#### What to produce
Can you print the part of the data that opens with the line containing "find all labels, buttons, inputs, and" and closes with the line containing "Polygon shape (274, 102, 345, 123)", keeping every line exactly as it appears and leaving the pictures out?
※ ※ ※
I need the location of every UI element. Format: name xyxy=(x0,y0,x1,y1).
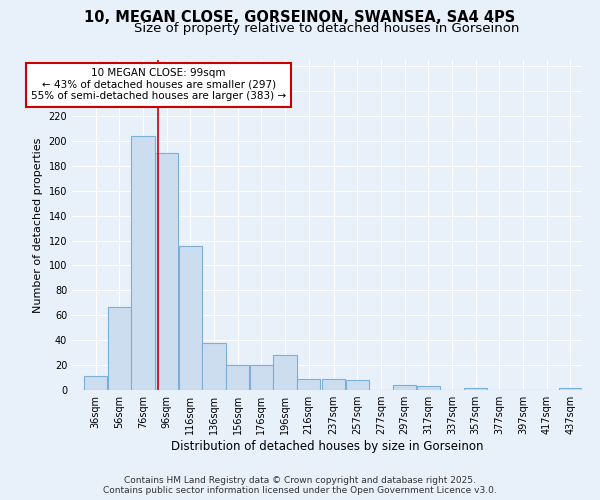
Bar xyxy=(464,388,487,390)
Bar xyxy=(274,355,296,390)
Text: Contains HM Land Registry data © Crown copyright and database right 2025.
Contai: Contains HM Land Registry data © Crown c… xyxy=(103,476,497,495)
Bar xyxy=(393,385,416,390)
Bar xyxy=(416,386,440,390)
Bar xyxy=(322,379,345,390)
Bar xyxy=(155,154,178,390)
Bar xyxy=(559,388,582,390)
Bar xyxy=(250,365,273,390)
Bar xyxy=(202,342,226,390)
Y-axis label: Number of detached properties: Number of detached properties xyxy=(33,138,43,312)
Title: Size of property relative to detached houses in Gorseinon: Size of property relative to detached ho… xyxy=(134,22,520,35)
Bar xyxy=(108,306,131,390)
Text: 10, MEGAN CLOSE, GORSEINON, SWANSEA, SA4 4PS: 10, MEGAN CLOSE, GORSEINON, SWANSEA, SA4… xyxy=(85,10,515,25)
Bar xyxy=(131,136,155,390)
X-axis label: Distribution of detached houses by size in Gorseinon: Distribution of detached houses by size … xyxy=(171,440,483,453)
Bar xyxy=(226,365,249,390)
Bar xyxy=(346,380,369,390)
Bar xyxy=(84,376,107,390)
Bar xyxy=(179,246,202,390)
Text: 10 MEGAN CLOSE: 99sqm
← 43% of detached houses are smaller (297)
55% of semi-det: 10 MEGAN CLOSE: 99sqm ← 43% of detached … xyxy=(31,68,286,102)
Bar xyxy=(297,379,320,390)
※ ※ ※
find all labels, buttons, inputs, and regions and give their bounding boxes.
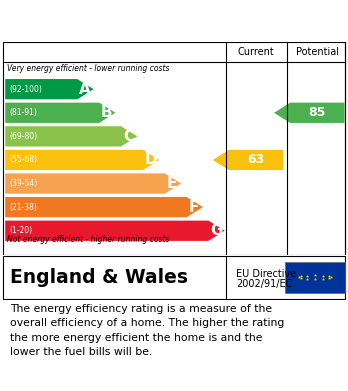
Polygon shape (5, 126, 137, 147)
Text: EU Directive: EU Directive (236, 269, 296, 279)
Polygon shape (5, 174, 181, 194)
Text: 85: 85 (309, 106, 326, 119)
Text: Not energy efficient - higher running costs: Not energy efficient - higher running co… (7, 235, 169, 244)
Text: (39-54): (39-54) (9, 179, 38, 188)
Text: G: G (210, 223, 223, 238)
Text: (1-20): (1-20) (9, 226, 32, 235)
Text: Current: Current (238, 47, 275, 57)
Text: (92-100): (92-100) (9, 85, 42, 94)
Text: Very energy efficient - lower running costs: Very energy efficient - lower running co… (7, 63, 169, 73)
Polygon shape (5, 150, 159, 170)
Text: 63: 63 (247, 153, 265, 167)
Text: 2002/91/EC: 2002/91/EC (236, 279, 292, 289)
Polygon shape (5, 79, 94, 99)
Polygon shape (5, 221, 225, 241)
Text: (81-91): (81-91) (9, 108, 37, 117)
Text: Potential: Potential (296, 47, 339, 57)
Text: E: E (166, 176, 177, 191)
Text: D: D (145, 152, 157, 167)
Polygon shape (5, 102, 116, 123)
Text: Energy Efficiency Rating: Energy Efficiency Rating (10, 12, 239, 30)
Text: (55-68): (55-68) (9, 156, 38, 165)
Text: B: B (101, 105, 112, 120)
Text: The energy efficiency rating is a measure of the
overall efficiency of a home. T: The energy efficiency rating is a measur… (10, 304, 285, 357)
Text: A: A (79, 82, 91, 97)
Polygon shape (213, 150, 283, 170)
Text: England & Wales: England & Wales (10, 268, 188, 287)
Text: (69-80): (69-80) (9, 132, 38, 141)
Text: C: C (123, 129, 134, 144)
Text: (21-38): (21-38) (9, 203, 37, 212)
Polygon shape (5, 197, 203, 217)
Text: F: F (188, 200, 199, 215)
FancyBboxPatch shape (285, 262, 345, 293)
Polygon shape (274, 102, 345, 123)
※ ※ ※
#### Solution
find all labels, buttons, inputs, and regions and give their bounding boxes.
Polygon shape (5, 126, 137, 147)
Text: EU Directive: EU Directive (236, 269, 296, 279)
Polygon shape (5, 174, 181, 194)
Text: 85: 85 (309, 106, 326, 119)
Text: Not energy efficient - higher running costs: Not energy efficient - higher running co… (7, 235, 169, 244)
Text: (39-54): (39-54) (9, 179, 38, 188)
Text: G: G (210, 223, 223, 238)
Text: (1-20): (1-20) (9, 226, 32, 235)
Text: Current: Current (238, 47, 275, 57)
Text: (92-100): (92-100) (9, 85, 42, 94)
Text: Very energy efficient - lower running costs: Very energy efficient - lower running co… (7, 63, 169, 73)
Polygon shape (5, 150, 159, 170)
Text: 63: 63 (247, 153, 265, 167)
Text: 2002/91/EC: 2002/91/EC (236, 279, 292, 289)
Polygon shape (5, 79, 94, 99)
Polygon shape (5, 221, 225, 241)
Text: (81-91): (81-91) (9, 108, 37, 117)
Text: Potential: Potential (296, 47, 339, 57)
Text: E: E (166, 176, 177, 191)
Text: D: D (145, 152, 157, 167)
Polygon shape (5, 102, 116, 123)
Text: Energy Efficiency Rating: Energy Efficiency Rating (10, 12, 239, 30)
Text: (55-68): (55-68) (9, 156, 38, 165)
Text: B: B (101, 105, 112, 120)
Text: The energy efficiency rating is a measure of the
overall efficiency of a home. T: The energy efficiency rating is a measur… (10, 304, 285, 357)
Text: A: A (79, 82, 91, 97)
Polygon shape (213, 150, 283, 170)
Text: England & Wales: England & Wales (10, 268, 188, 287)
Text: (69-80): (69-80) (9, 132, 38, 141)
Text: C: C (123, 129, 134, 144)
Text: (21-38): (21-38) (9, 203, 37, 212)
Polygon shape (5, 197, 203, 217)
Text: F: F (188, 200, 199, 215)
FancyBboxPatch shape (285, 262, 345, 293)
Polygon shape (274, 102, 345, 123)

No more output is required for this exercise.